→ **DATA SUPPLIED**:
◇ ◇ ◇ ◇
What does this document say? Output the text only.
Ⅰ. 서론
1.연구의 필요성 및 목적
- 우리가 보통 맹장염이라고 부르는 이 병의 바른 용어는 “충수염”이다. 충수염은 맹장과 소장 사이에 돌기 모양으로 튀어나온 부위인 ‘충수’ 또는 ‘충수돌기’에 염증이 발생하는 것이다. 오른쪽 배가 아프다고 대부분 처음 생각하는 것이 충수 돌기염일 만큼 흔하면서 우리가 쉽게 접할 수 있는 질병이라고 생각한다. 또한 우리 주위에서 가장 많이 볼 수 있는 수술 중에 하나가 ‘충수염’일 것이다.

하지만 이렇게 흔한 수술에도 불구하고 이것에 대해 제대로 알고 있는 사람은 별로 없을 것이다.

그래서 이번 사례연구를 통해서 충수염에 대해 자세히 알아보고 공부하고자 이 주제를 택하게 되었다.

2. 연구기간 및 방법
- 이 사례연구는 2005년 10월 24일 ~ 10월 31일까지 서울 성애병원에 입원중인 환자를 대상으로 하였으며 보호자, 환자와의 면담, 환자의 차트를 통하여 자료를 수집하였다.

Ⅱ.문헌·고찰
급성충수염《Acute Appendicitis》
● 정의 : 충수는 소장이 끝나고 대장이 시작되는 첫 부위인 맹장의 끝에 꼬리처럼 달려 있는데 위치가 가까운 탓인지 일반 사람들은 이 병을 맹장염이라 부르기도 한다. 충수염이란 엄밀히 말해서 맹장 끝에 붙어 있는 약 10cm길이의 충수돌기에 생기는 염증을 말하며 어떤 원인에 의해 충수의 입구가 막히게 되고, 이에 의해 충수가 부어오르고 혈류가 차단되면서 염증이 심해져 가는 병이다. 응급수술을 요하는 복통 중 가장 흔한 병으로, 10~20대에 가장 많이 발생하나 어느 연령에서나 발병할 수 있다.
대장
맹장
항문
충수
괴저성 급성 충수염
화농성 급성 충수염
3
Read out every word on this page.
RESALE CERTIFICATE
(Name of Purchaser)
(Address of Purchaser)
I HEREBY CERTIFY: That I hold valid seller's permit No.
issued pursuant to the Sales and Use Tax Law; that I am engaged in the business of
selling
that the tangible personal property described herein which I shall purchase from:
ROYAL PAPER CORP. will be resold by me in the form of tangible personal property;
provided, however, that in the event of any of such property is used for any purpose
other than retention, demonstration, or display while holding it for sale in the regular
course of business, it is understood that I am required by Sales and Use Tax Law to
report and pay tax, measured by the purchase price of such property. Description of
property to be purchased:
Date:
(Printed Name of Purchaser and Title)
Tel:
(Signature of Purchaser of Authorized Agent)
◇ ◇ ◇ ◇
Identify and copy all lines with the word "tangible".

→ **WRITTEN REPLY**:
that the tangible personal property described herein which I shall purchase from:
ROYAL PAPER CORP. will be resold by me in the form of tangible personal property;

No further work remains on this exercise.